§ **Brano fornito**:
****************
Spesso parlando dei suoi libri (e anche di questo) si è chiamato in causa Manganelli (di cui ricorreva nel 2022 il centenario della nascita, e ancora non si è spento l’eco delle commemorazioni, arte in cui la necrofila critica italiana eccelle) o Celati (morto anche lui, proprio nel 2022, e il delizioso In viaggio con Gianni, Celati, Tic 2021, appunto di P. Morelli, ne è stato una sorta di profetica, anticipatrice – rieccola… – commemorazione), o ancora Malerba. E cominciando il libro si potrebbe anche essere tentati di scomodare il Moravia un po’ bozzettistico dei Racconti romani, o ancora il Benni di Bar sport, che il bozzettismo lo immerge in una surreale comicità; un po’ più avanti nella lettura, e per certi versi all’opposto, si penserà magari a Campanile o a Ionesco, per l’uso devastante che fanno della surrealtà (per altro ben più profondo di quello di Benni).
Questi possibili punti di riferimento però sono come scontati, persino banali: Morelli infatti non li imita, neanche li cerca, anche se certo li conosce, e (almeno i primi sunnominati) li ha senz’altro assunti e digeriti, disciolti nella sua prosa – che non in essi tuttavia trova la chiave della propria originalità. Così, mentre avanzavo nella lettura, è un altro lo scrittore che mi si è delineato all’orizzonte, il più grande di tutti e, mi verrebbe da dire, il Maestro dello straparlare e del divagare: Miguel de Cervantes. Intendiamoci, non è che voglia paragonare Morelli al genio spagnolo (e universale), del resto è probabile che lo stesso Morelli non lo abbia neanche pensato come esplicito punto di riferimento (ma forse sì, mi piacerebbe chiederglielo); voglio semplicemente dire che mentre mi perdevo nelle pagine di / ri.don.dànze /, inizialmente anche esasperandomi per questo filo che perdevo e ritrovavo in continuazione, mi è tornata in mente la lunga, dapprima faticosa, poi appassionante, insostituibile lettura del Qujote. E di più: quando mi è venuta in mente mi sono reso conto che mi si era già affacciata dentro – ma come un’ombra, come quelle associazioni che non riusciamo a compiere sino in fondo, e restano allo stato larvale – leggendo più o meno un anno prima Il cielo per Roma (2021), di Mariano Bàino, sempre edito da Exorma.
****************
§ **Richiesta A**:
Quali scrittori sono citati nel primo paragrafo del brano come possibili punti di riferimento per i libri di Morelli?
§ **Richiesta B**:
Quale libro di Mariano Bàino è ricordato nel brano, e in che anno è uscito?

§ **Righe di origine**:
****************
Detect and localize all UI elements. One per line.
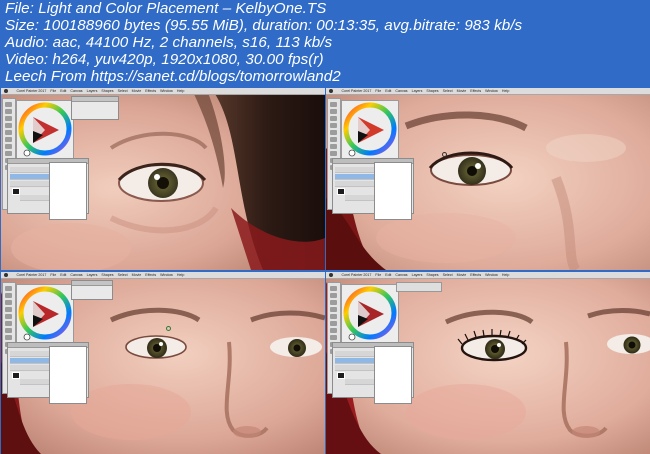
****************
§ **Risposta A**:
Manganelli, Celati, Malerba, Moravia, Benni, Campanile, Ionesco

§ **Risposta B**:
Il cielo per Roma, uscito nel 2021.